[Some records]

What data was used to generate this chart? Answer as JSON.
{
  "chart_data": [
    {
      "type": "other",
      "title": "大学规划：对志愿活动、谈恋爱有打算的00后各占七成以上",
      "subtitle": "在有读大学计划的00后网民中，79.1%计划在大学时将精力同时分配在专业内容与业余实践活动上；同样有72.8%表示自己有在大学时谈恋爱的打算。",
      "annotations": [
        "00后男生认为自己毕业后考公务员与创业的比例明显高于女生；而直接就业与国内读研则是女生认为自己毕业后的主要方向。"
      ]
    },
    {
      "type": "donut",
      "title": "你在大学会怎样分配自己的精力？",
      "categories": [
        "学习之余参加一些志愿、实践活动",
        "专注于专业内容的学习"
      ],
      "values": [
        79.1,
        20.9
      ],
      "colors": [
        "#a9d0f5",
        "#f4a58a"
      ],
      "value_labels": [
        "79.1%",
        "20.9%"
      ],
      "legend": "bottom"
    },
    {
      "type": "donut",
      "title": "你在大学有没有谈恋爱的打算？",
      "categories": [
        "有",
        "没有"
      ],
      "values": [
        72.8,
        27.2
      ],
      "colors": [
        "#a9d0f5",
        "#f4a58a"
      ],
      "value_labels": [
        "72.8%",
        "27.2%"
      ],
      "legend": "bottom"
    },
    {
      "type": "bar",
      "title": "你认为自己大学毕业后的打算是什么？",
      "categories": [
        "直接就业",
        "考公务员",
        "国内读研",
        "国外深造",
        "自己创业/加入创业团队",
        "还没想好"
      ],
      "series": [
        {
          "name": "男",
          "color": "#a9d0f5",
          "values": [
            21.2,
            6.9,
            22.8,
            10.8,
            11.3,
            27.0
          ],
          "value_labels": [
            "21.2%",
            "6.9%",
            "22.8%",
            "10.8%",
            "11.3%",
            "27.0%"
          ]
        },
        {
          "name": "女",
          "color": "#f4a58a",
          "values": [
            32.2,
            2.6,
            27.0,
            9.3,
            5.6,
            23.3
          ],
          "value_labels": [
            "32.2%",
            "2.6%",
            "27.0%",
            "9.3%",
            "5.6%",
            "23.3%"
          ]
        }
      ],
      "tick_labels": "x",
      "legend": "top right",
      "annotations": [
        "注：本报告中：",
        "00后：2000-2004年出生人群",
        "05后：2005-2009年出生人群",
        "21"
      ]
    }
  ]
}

> [Problem description] Print all of the entries again, exactly as written.

> [Task solution]
What data was used to generate this chart? Answer as JSON.
{
  "chart_data": [
    {
      "type": "other",
      "title": "大学规划：对志愿活动、谈恋爱有打算的00后各占七成以上",
      "subtitle": "在有读大学计划的00后网民中，79.1%计划在大学时将精力同时分配在专业内容与业余实践活动上；同样有72.8%表示自己有在大学时谈恋爱的打算。",
      "annotations": [
        "00后男生认为自己毕业后考公务员与创业的比例明显高于女生；而直接就业与国内读研则是女生认为自己毕业后的主要方向。"
      ]
    },
    {
      "type": "donut",
      "title": "你在大学会怎样分配自己的精力？",
      "categories": [
        "学习之余参加一些志愿、实践活动",
        "专注于专业内容的学习"
      ],
      "values": [
        79.1,
        20.9
      ],
      "colors": [
        "#a9d0f5",
        "#f4a58a"
      ],
      "value_labels": [
        "79.1%",
        "20.9%"
      ],
      "legend": "bottom"
    },
    {
      "type": "donut",
      "title": "你在大学有没有谈恋爱的打算？",
      "categories": [
        "有",
        "没有"
      ],
      "values": [
        72.8,
        27.2
      ],
      "colors": [
        "#a9d0f5",
        "#f4a58a"
      ],
      "value_labels": [
        "72.8%",
        "27.2%"
      ],
      "legend": "bottom"
    },
    {
      "type": "bar",
      "title": "你认为自己大学毕业后的打算是什么？",
      "categories": [
        "直接就业",
        "考公务员",
        "国内读研",
        "国外深造",
        "自己创业/加入创业团队",
        "还没想好"
      ],
      "series": [
        {
          "name": "男",
          "color": "#a9d0f5",
          "values": [
            21.2,
            6.9,
            22.8,
            10.8,
            11.3,
            27.0
          ],
          "value_labels": [
            "21.2%",
            "6.9%",
            "22.8%",
            "10.8%",
            "11.3%",
            "27.0%"
          ]
        },
        {
          "name": "女",
          "color": "#f4a58a",
          "values": [
            32.2,
            2.6,
            27.0,
            9.3,
            5.6,
            23.3
          ],
          "value_labels": [
            "32.2%",
            "2.6%",
            "27.0%",
            "9.3%",
            "5.6%",
            "23.3%"
          ]
        }
      ],
      "tick_labels": "x",
      "legend": "top right",
      "annotations": [
        "注：本报告中：",
        "00后：2000-2004年出生人群",
        "05后：2005-2009年出生人群",
        "21"
      ]
    }
  ]
}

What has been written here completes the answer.